__Data excerpts__.
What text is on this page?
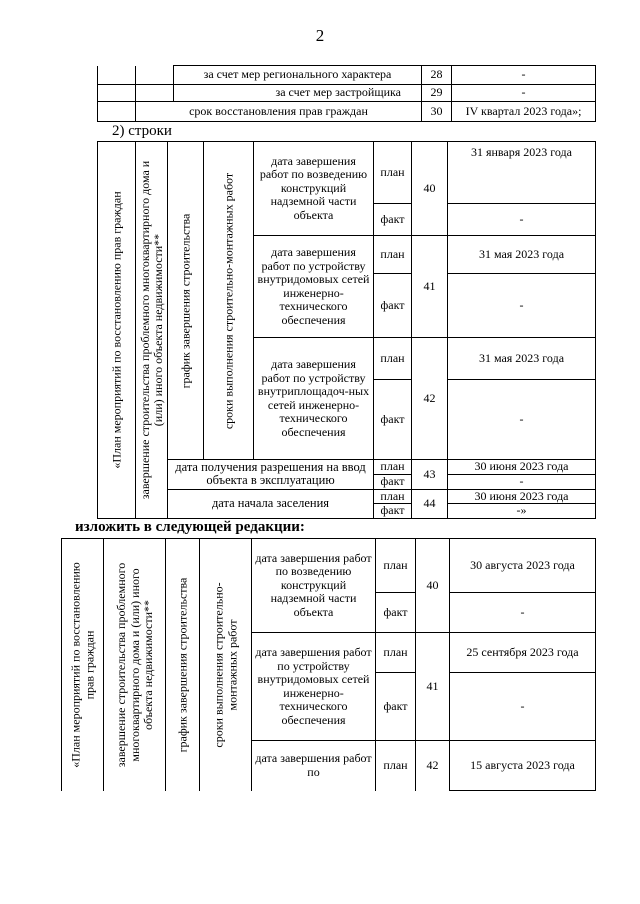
2
		за счет мер регионального характера	28	-
		за счет мер застройщика	29	-
	срок восстановления прав граждан		30	IV квартал 2023 года»;
2) строки
«План мероприятий по восстановлению прав граждан	завершение строительства проблемного многоквартирного дома и
(или) иного объекта недвижимости**	график завершения строительства	сроки выполнения строительно-монтажных работ	дата завершения работ по возведению конструкций надземной части объекта	план	40	31 января 2023 года
					факт		-
				дата завершения работ по устройству внутридомовых сетей инженерно-технического обеспечения	план	41	31 мая 2023 года
					факт		-
				дата завершения работ по устройству внутриплощадоч-ных сетей инженерно-технического обеспечения	план	42	31 мая 2023 года
					факт		-
		дата получения разрешения на ввод объекта в эксплуатацию			план	43	30 июня 2023 года
					факт		-
		дата начала заселения			план	44	30 июня 2023 года
					факт		-»
изложить в следующей редакции:
«План мероприятий по восстановлению
прав граждан	завершение строительства проблемного
многоквартирного дома и (или) иного
объекта недвижимости**	график завершения строительства	сроки выполнения строительно-
монтажных работ	дата завершения работ по возведению конструкций надземной части объекта	план	40	30 августа 2023 года
					факт		-
				дата завершения работ по устройству внутридомовых сетей инженерно-технического обеспечения	план	41	25 сентября 2023 года
					факт		-
				дата завершения работ по	план	42	15 августа 2023 года
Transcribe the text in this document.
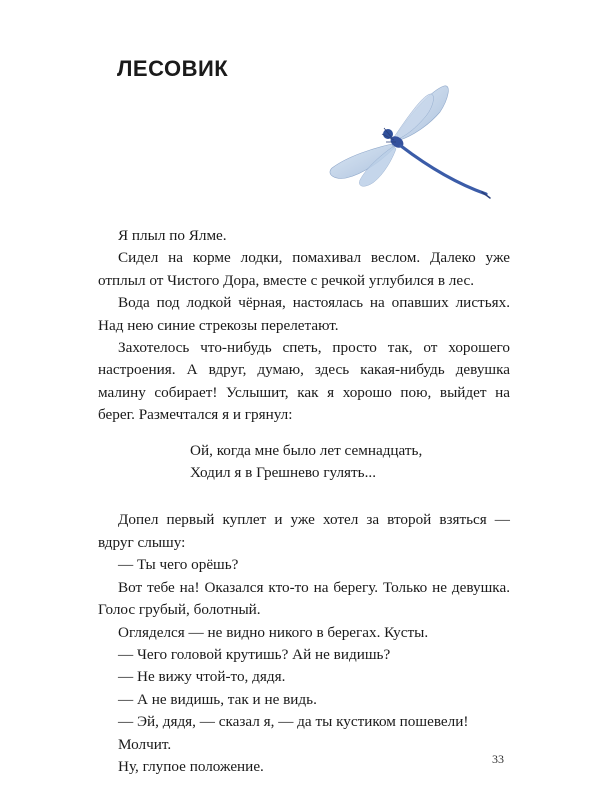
ЛЕСОВИК

Я плыл по Ялме.

Сидел на корме лодки, помахивал веслом. Далеко уже отплыл от Чистого Дора, вместе с речкой углубился в лес.

Вода под лодкой чёрная, настоялась на опавших листьях. Над нею синие стрекозы перелетают.

Захотелось что-нибудь спеть, просто так, от хорошего настроения. А вдруг, думаю, здесь какая-нибудь девушка малину собирает! Услышит, как я хорошо пою, выйдет на берег. Размечтался я и грянул:

Ой, когда мне было лет семнадцать,
Ходил я в Грешнево гулять...

Допел первый куплет и уже хотел за второй взяться — вдруг слышу:

— Ты чего орёшь?

Вот тебе на! Оказался кто-то на берегу. Только не девушка. Голос грубый, болотный.

Огляделся — не видно никого в берегах. Кусты.

— Чего головой крутишь? Ай не видишь?

— Не вижу чтой-то, дядя.

— А не видишь, так и не видь.

— Эй, дядя, — сказал я, — да ты кустиком пошевели!

Молчит.

Ну, глупое положение.	33
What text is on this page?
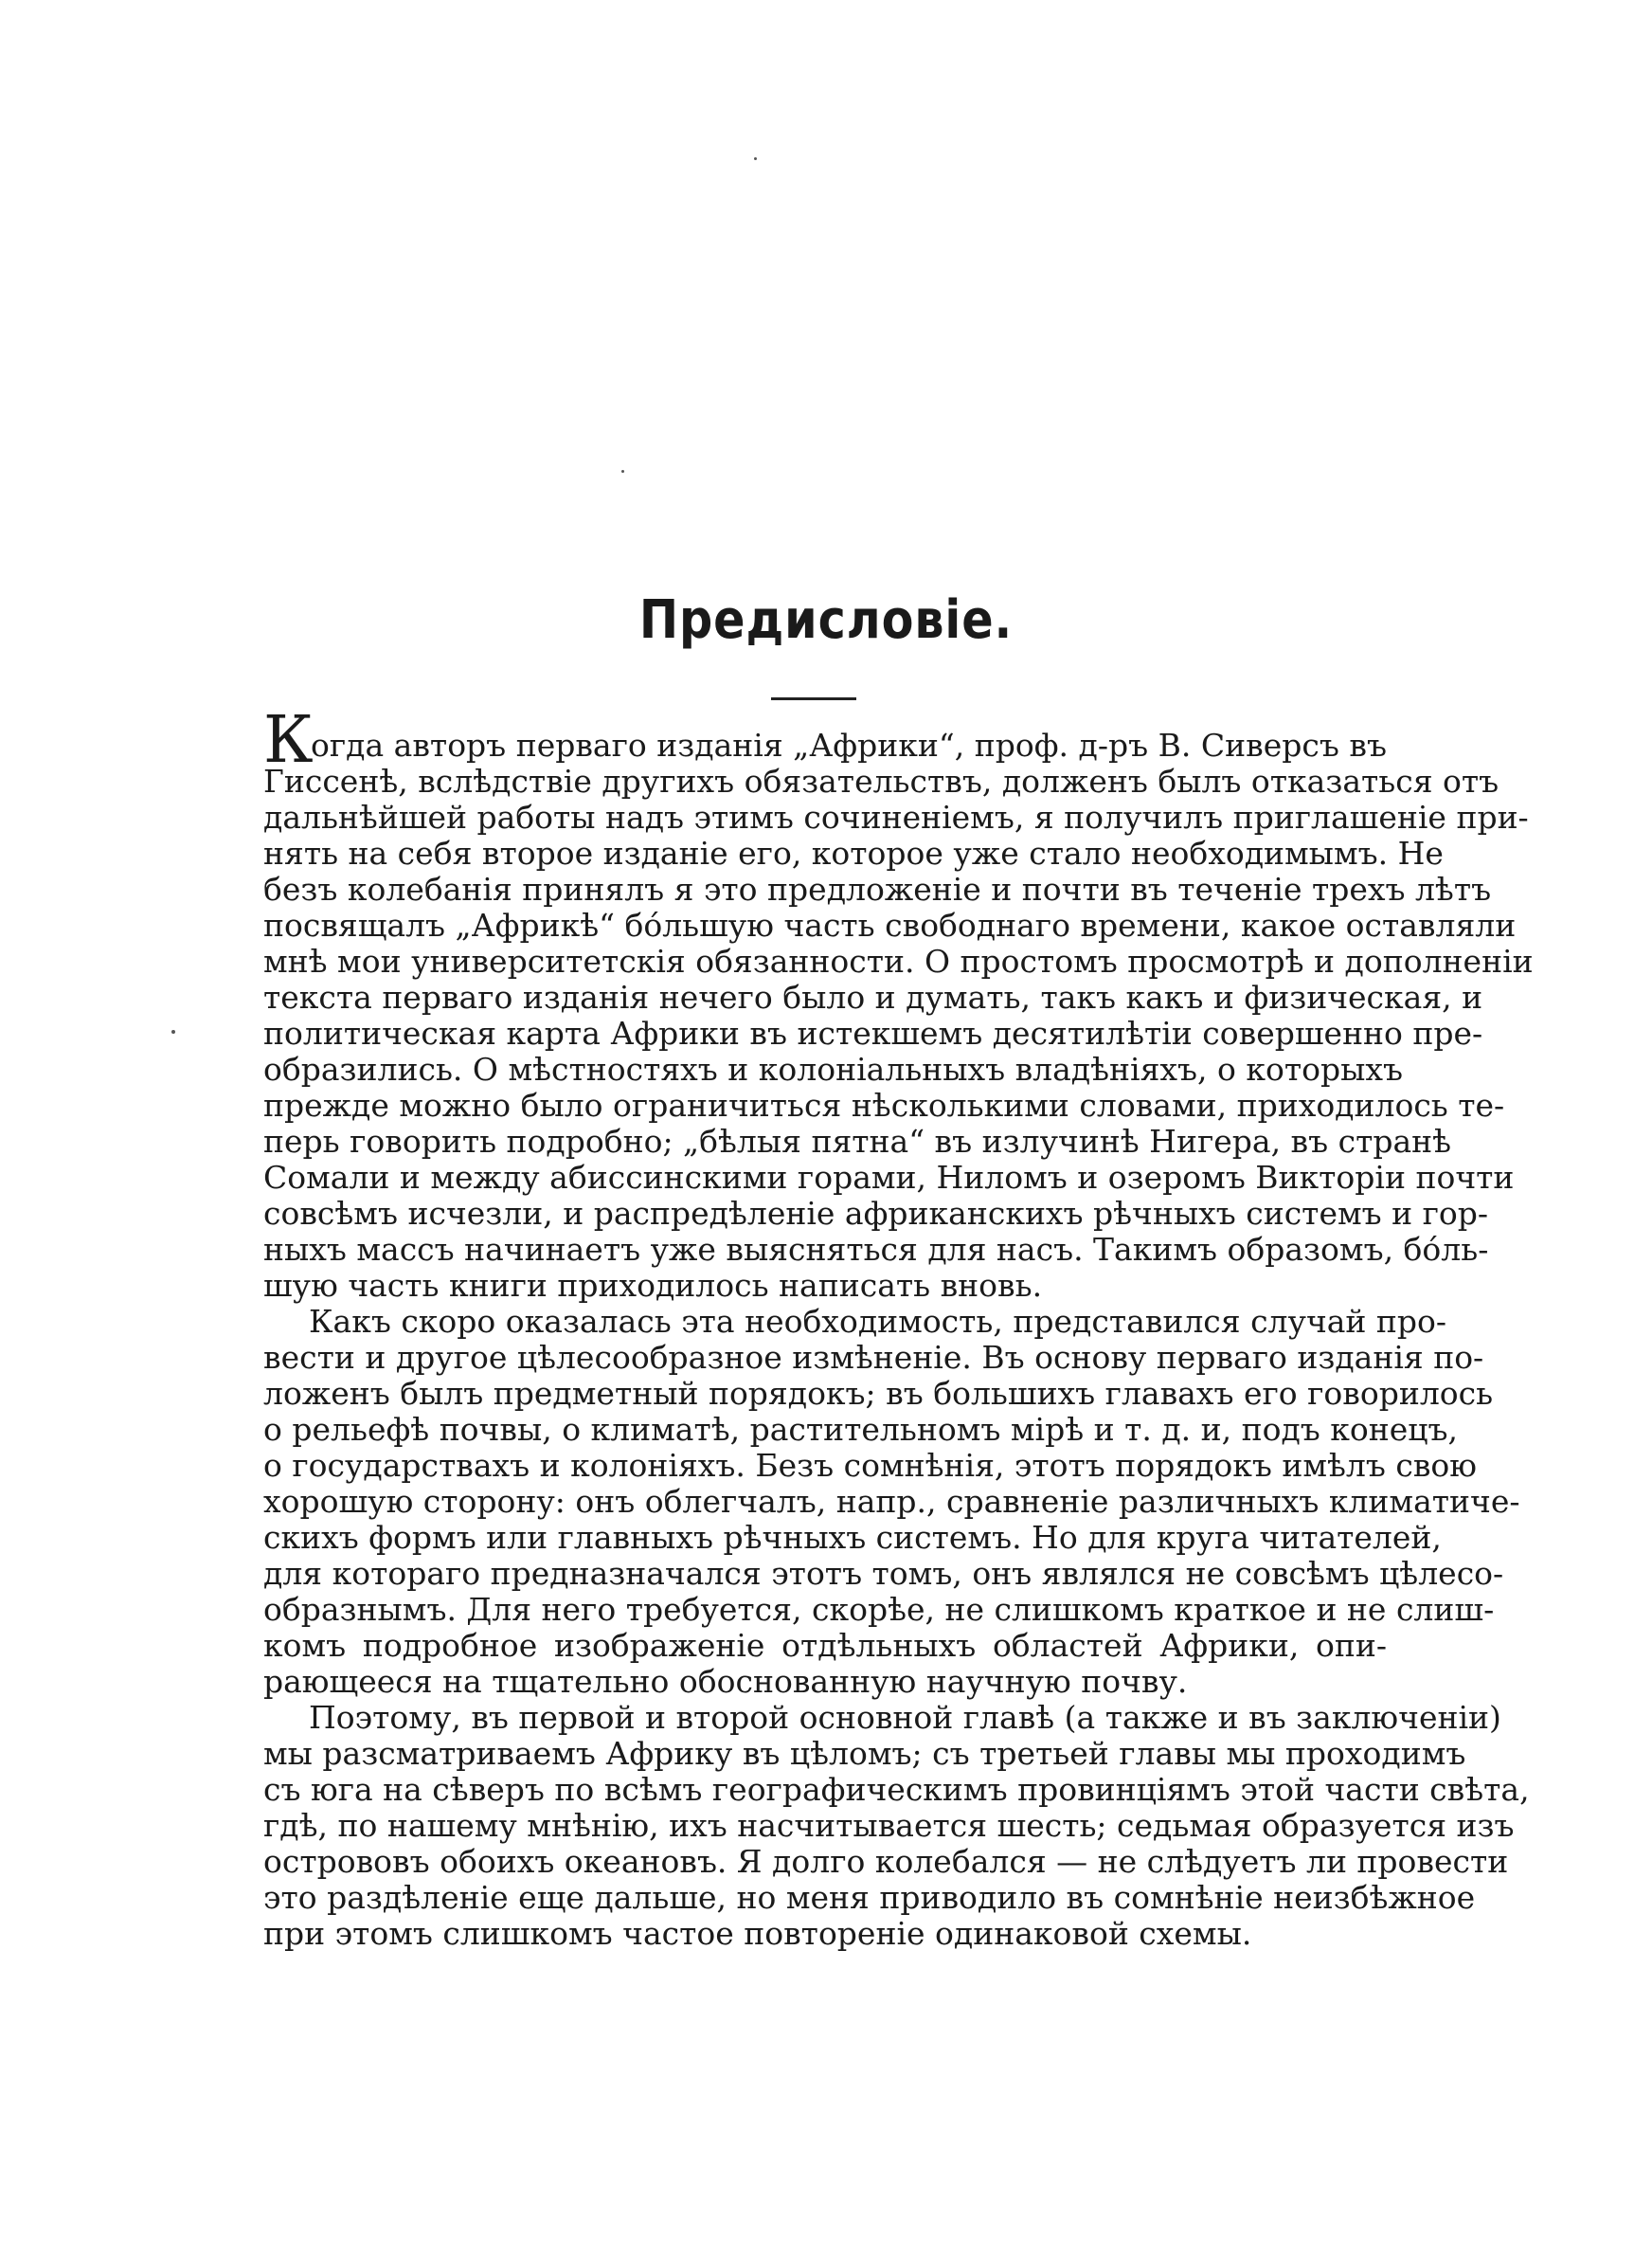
Предисловіе.
К
огда авторъ перваго изданія „Африки“, проф. д-ръ В. Сиверсъ въ
Гиссенѣ, вслѣдствіе другихъ обязательствъ, долженъ былъ отказаться отъ
дальнѣйшей работы надъ этимъ сочиненіемъ, я получилъ приглашеніе при-
нять на себя второе изданіе его, которое уже стало необходимымъ. Не
безъ колебанія принялъ я это предложеніе и почти въ теченіе трехъ лѣтъ
посвящалъ „Африкѣ“ бо́льшую часть свободнаго времени, какое оставляли
мнѣ мои университетскія обязанности. О простомъ просмотрѣ и дополненіи
текста перваго изданія нечего было и думать, такъ какъ и физическая, и
политическая карта Африки въ истекшемъ десятилѣтіи совершенно пре-
образились. О мѣстностяхъ и колоніальныхъ владѣніяхъ, о которыхъ
прежде можно было ограничиться нѣсколькими словами, приходилось те-
перь говорить подробно; „бѣлыя пятна“ въ излучинѣ Нигера, въ странѣ
Сомали и между абиссинскими горами, Ниломъ и озеромъ Викторіи почти
совсѣмъ исчезли, и распредѣленіе африканскихъ рѣчныхъ системъ и гор-
ныхъ массъ начинаетъ уже выясняться для насъ. Такимъ образомъ, бо́ль-
шую часть книги приходилось написать вновь.
Какъ скоро оказалась эта необходимость, представился случай про-
вести и другое цѣлесообразное измѣненіе. Въ основу перваго изданія по-
ложенъ былъ предметный порядокъ; въ большихъ главахъ его говорилось
о рельефѣ почвы, о климатѣ, растительномъ мірѣ и т. д. и, подъ конецъ,
о государствахъ и колоніяхъ. Безъ сомнѣнія, этотъ порядокъ имѣлъ свою
хорошую сторону: онъ облегчалъ, напр., сравненіе различныхъ климатиче-
скихъ формъ или главныхъ рѣчныхъ системъ. Но для круга читателей,
для котораго предназначался этотъ томъ, онъ являлся не совсѣмъ цѣлесо-
образнымъ. Для него требуется, скорѣе, не слишкомъ краткое и не слиш-
комъ подробное изображеніе отдѣльныхъ областей Африки, опи-
рающееся на тщательно обоснованную научную почву.
Поэтому, въ первой и второй основной главѣ (а также и въ заключеніи)
мы разсматриваемъ Африку въ цѣломъ; съ третьей главы мы проходимъ
съ юга на сѣверъ по всѣмъ географическимъ провинціямъ этой части свѣта,
гдѣ, по нашему мнѣнію, ихъ насчитывается шесть; седьмая образуется изъ
островoвъ обоихъ океановъ. Я долго колебался — не слѣдуетъ ли провести
это раздѣленіе еще дальше, но меня приводило въ сомнѣніе неизбѣжное
при этомъ слишкомъ частое повтореніе одинаковой схемы.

__Directions for this task__.
None of the pictures should appear; repeat the records exactly otherwise.

__Task answer__.
What text is on this page?
2
		за счет мер регионального характера	28	-
		за счет мер застройщика	29	-
	срок восстановления прав граждан		30	IV квартал 2023 года»;
2) строки
«План мероприятий по восстановлению прав граждан	завершение строительства проблемного многоквартирного дома и
(или) иного объекта недвижимости**	график завершения строительства	сроки выполнения строительно-монтажных работ	дата завершения работ по возведению конструкций надземной части объекта	план	40	31 января 2023 года
					факт		-
				дата завершения работ по устройству внутридомовых сетей инженерно-технического обеспечения	план	41	31 мая 2023 года
					факт		-
				дата завершения работ по устройству внутриплощадоч-ных сетей инженерно-технического обеспечения	план	42	31 мая 2023 года
					факт		-
		дата получения разрешения на ввод объекта в эксплуатацию			план	43	30 июня 2023 года
					факт		-
		дата начала заселения			план	44	30 июня 2023 года
					факт		-»
изложить в следующей редакции:
«План мероприятий по восстановлению
прав граждан	завершение строительства проблемного
многоквартирного дома и (или) иного
объекта недвижимости**	график завершения строительства	сроки выполнения строительно-
монтажных работ	дата завершения работ по возведению конструкций надземной части объекта	план	40	30 августа 2023 года
					факт		-
				дата завершения работ по устройству внутридомовых сетей инженерно-технического обеспечения	план	41	25 сентября 2023 года
					факт		-
				дата завершения работ по	план	42	15 августа 2023 года
Transcribe the text in this document.
ЛЕСОВИК

Я плыл по Ялме.

Сидел на корме лодки, помахивал веслом. Далеко уже отплыл от Чистого Дора, вместе с речкой углубился в лес.

Вода под лодкой чёрная, настоялась на опавших листьях. Над нею синие стрекозы перелетают.

Захотелось что-нибудь спеть, просто так, от хорошего настроения. А вдруг, думаю, здесь какая-нибудь девушка малину собирает! Услышит, как я хорошо пою, выйдет на берег. Размечтался я и грянул:

Ой, когда мне было лет семнадцать,
Ходил я в Грешнево гулять...

Допел первый куплет и уже хотел за второй взяться — вдруг слышу:

— Ты чего орёшь?

Вот тебе на! Оказался кто-то на берегу. Только не девушка. Голос грубый, болотный.

Огляделся — не видно никого в берегах. Кусты.

— Чего головой крутишь? Ай не видишь?

— Не вижу чтой-то, дядя.

— А не видишь, так и не видь.

— Эй, дядя, — сказал я, — да ты кустиком пошевели!

Молчит.

Ну, глупое положение.	33
What text is on this page?
Предисловіе.
К
огда авторъ перваго изданія „Африки“, проф. д-ръ В. Сиверсъ въ
Гиссенѣ, вслѣдствіе другихъ обязательствъ, долженъ былъ отказаться отъ
дальнѣйшей работы надъ этимъ сочиненіемъ, я получилъ приглашеніе при-
нять на себя второе изданіе его, которое уже стало необходимымъ. Не
безъ колебанія принялъ я это предложеніе и почти въ теченіе трехъ лѣтъ
посвящалъ „Африкѣ“ бо́льшую часть свободнаго времени, какое оставляли
мнѣ мои университетскія обязанности. О простомъ просмотрѣ и дополненіи
текста перваго изданія нечего было и думать, такъ какъ и физическая, и
политическая карта Африки въ истекшемъ десятилѣтіи совершенно пре-
образились. О мѣстностяхъ и колоніальныхъ владѣніяхъ, о которыхъ
прежде можно было ограничиться нѣсколькими словами, приходилось те-
перь говорить подробно; „бѣлыя пятна“ въ излучинѣ Нигера, въ странѣ
Сомали и между абиссинскими горами, Ниломъ и озеромъ Викторіи почти
совсѣмъ исчезли, и распредѣленіе африканскихъ рѣчныхъ системъ и гор-
ныхъ массъ начинаетъ уже выясняться для насъ. Такимъ образомъ, бо́ль-
шую часть книги приходилось написать вновь.
Какъ скоро оказалась эта необходимость, представился случай про-
вести и другое цѣлесообразное измѣненіе. Въ основу перваго изданія по-
ложенъ былъ предметный порядокъ; въ большихъ главахъ его говорилось
о рельефѣ почвы, о климатѣ, растительномъ мірѣ и т. д. и, подъ конецъ,
о государствахъ и колоніяхъ. Безъ сомнѣнія, этотъ порядокъ имѣлъ свою
хорошую сторону: онъ облегчалъ, напр., сравненіе различныхъ климатиче-
скихъ формъ или главныхъ рѣчныхъ системъ. Но для круга читателей,
для котораго предназначался этотъ томъ, онъ являлся не совсѣмъ цѣлесо-
образнымъ. Для него требуется, скорѣе, не слишкомъ краткое и не слиш-
комъ подробное изображеніе отдѣльныхъ областей Африки, опи-
рающееся на тщательно обоснованную научную почву.
Поэтому, въ первой и второй основной главѣ (а также и въ заключеніи)
мы разсматриваемъ Африку въ цѣломъ; съ третьей главы мы проходимъ
съ юга на сѣверъ по всѣмъ географическимъ провинціямъ этой части свѣта,
гдѣ, по нашему мнѣнію, ихъ насчитывается шесть; седьмая образуется изъ
островoвъ обоихъ океановъ. Я долго колебался — не слѣдуетъ ли провести
это раздѣленіе еще дальше, но меня приводило въ сомнѣніе неизбѣжное
при этомъ слишкомъ частое повтореніе одинаковой схемы.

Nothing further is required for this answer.